Collected data entries:
* begin *
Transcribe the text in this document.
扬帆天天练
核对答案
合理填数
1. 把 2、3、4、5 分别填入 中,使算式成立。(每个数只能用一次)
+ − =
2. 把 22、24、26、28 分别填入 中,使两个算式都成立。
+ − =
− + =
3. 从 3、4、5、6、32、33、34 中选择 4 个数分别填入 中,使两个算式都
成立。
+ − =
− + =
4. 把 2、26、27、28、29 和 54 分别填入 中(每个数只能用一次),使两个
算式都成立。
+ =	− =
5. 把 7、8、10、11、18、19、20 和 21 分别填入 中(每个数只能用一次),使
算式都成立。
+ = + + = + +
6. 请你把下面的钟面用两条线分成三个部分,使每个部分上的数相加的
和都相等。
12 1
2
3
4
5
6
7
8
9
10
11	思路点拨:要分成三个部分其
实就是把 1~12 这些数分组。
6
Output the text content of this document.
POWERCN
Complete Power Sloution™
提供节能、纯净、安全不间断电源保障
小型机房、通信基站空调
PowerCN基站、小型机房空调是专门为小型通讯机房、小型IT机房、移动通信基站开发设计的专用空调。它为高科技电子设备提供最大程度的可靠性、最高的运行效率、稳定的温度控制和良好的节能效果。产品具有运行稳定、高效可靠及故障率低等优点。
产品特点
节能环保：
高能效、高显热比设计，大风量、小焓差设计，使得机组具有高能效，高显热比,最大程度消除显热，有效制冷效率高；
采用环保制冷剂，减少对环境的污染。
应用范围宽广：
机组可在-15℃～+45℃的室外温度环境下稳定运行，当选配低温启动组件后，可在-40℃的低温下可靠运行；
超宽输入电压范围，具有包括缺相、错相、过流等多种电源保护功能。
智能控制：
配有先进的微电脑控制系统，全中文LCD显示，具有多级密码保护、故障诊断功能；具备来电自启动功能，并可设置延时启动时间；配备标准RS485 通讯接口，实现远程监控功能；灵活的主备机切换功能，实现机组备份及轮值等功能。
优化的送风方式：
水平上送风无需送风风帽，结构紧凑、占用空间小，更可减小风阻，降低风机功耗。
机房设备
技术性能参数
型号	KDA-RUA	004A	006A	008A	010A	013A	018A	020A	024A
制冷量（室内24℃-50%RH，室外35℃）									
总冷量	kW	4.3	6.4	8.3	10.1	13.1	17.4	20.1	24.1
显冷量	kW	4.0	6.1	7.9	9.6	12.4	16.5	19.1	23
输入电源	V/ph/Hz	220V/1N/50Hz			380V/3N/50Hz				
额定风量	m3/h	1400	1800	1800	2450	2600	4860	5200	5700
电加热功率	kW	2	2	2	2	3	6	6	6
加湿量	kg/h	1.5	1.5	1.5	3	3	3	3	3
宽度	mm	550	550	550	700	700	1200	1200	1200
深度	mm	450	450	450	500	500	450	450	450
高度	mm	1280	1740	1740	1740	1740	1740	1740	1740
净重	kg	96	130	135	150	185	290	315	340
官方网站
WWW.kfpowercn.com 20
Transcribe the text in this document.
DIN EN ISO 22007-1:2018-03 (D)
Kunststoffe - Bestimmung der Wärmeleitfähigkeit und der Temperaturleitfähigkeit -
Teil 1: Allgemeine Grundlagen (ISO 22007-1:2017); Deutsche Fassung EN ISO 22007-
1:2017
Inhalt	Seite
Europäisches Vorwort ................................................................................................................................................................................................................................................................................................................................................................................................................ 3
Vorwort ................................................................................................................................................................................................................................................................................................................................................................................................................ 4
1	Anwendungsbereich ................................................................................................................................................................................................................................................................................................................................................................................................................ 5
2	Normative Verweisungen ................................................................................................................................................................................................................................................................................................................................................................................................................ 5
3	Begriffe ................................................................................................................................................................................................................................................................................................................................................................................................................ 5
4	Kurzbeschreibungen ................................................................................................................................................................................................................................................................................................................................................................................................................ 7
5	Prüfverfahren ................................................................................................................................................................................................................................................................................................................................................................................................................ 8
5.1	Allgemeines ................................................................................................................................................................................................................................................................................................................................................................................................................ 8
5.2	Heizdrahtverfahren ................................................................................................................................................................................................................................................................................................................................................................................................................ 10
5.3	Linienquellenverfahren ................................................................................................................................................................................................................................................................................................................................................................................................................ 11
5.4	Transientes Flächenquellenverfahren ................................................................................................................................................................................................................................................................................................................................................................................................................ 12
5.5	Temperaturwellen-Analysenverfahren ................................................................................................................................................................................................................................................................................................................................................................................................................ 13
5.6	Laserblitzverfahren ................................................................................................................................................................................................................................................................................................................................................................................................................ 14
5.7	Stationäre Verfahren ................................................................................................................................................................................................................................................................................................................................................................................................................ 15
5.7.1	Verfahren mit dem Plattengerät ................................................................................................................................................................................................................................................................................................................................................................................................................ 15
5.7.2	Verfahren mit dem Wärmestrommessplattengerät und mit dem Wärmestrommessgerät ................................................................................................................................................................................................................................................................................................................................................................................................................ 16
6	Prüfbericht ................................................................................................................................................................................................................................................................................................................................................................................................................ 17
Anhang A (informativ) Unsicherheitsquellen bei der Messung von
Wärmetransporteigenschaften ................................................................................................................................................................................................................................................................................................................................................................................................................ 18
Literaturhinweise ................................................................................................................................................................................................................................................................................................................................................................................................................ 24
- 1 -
* end *
CHALLENGE ->
Repeat the data exactly. Leave nothing out.

FINISHED ANSWER ->
Transcribe the text in this document.
扬帆天天练
核对答案
合理填数
1. 把 2、3、4、5 分别填入 中,使算式成立。(每个数只能用一次)
+ − =
2. 把 22、24、26、28 分别填入 中,使两个算式都成立。
+ − =
− + =
3. 从 3、4、5、6、32、33、34 中选择 4 个数分别填入 中,使两个算式都
成立。
+ − =
− + =
4. 把 2、26、27、28、29 和 54 分别填入 中(每个数只能用一次),使两个
算式都成立。
+ =	− =
5. 把 7、8、10、11、18、19、20 和 21 分别填入 中(每个数只能用一次),使
算式都成立。
+ = + + = + +
6. 请你把下面的钟面用两条线分成三个部分,使每个部分上的数相加的
和都相等。
12 1
2
3
4
5
6
7
8
9
10
11	思路点拨:要分成三个部分其
实就是把 1~12 这些数分组。
6
Output the text content of this document.
POWERCN
Complete Power Sloution™
提供节能、纯净、安全不间断电源保障
小型机房、通信基站空调
PowerCN基站、小型机房空调是专门为小型通讯机房、小型IT机房、移动通信基站开发设计的专用空调。它为高科技电子设备提供最大程度的可靠性、最高的运行效率、稳定的温度控制和良好的节能效果。产品具有运行稳定、高效可靠及故障率低等优点。
产品特点
节能环保：
高能效、高显热比设计，大风量、小焓差设计，使得机组具有高能效，高显热比,最大程度消除显热，有效制冷效率高；
采用环保制冷剂，减少对环境的污染。
应用范围宽广：
机组可在-15℃～+45℃的室外温度环境下稳定运行，当选配低温启动组件后，可在-40℃的低温下可靠运行；
超宽输入电压范围，具有包括缺相、错相、过流等多种电源保护功能。
智能控制：
配有先进的微电脑控制系统，全中文LCD显示，具有多级密码保护、故障诊断功能；具备来电自启动功能，并可设置延时启动时间；配备标准RS485 通讯接口，实现远程监控功能；灵活的主备机切换功能，实现机组备份及轮值等功能。
优化的送风方式：
水平上送风无需送风风帽，结构紧凑、占用空间小，更可减小风阻，降低风机功耗。
机房设备
技术性能参数
型号	KDA-RUA	004A	006A	008A	010A	013A	018A	020A	024A
制冷量（室内24℃-50%RH，室外35℃）									
总冷量	kW	4.3	6.4	8.3	10.1	13.1	17.4	20.1	24.1
显冷量	kW	4.0	6.1	7.9	9.6	12.4	16.5	19.1	23
输入电源	V/ph/Hz	220V/1N/50Hz			380V/3N/50Hz				
额定风量	m3/h	1400	1800	1800	2450	2600	4860	5200	5700
电加热功率	kW	2	2	2	2	3	6	6	6
加湿量	kg/h	1.5	1.5	1.5	3	3	3	3	3
宽度	mm	550	550	550	700	700	1200	1200	1200
深度	mm	450	450	450	500	500	450	450	450
高度	mm	1280	1740	1740	1740	1740	1740	1740	1740
净重	kg	96	130	135	150	185	290	315	340
官方网站
WWW.kfpowercn.com 20
Transcribe the text in this document.
DIN EN ISO 22007-1:2018-03 (D)
Kunststoffe - Bestimmung der Wärmeleitfähigkeit und der Temperaturleitfähigkeit -
Teil 1: Allgemeine Grundlagen (ISO 22007-1:2017); Deutsche Fassung EN ISO 22007-
1:2017
Inhalt	Seite
Europäisches Vorwort ................................................................................................................................................................................................................................................................................................................................................................................................................ 3
Vorwort ................................................................................................................................................................................................................................................................................................................................................................................................................ 4
1	Anwendungsbereich ................................................................................................................................................................................................................................................................................................................................................................................................................ 5
2	Normative Verweisungen ................................................................................................................................................................................................................................................................................................................................................................................................................ 5
3	Begriffe ................................................................................................................................................................................................................................................................................................................................................................................................................ 5
4	Kurzbeschreibungen ................................................................................................................................................................................................................................................................................................................................................................................................................ 7
5	Prüfverfahren ................................................................................................................................................................................................................................................................................................................................................................................................................ 8
5.1	Allgemeines ................................................................................................................................................................................................................................................................................................................................................................................................................ 8
5.2	Heizdrahtverfahren ................................................................................................................................................................................................................................................................................................................................................................................................................ 10
5.3	Linienquellenverfahren ................................................................................................................................................................................................................................................................................................................................................................................................................ 11
5.4	Transientes Flächenquellenverfahren ................................................................................................................................................................................................................................................................................................................................................................................................................ 12
5.5	Temperaturwellen-Analysenverfahren ................................................................................................................................................................................................................................................................................................................................................................................................................ 13
5.6	Laserblitzverfahren ................................................................................................................................................................................................................................................................................................................................................................................................................ 14
5.7	Stationäre Verfahren ................................................................................................................................................................................................................................................................................................................................................................................................................ 15
5.7.1	Verfahren mit dem Plattengerät ................................................................................................................................................................................................................................................................................................................................................................................................................ 15
5.7.2	Verfahren mit dem Wärmestrommessplattengerät und mit dem Wärmestrommessgerät ................................................................................................................................................................................................................................................................................................................................................................................................................ 16
6	Prüfbericht ................................................................................................................................................................................................................................................................................................................................................................................................................ 17
Anhang A (informativ) Unsicherheitsquellen bei der Messung von
Wärmetransporteigenschaften ................................................................................................................................................................................................................................................................................................................................................................................................................ 18
Literaturhinweise ................................................................................................................................................................................................................................................................................................................................................................................................................ 24
- 1 -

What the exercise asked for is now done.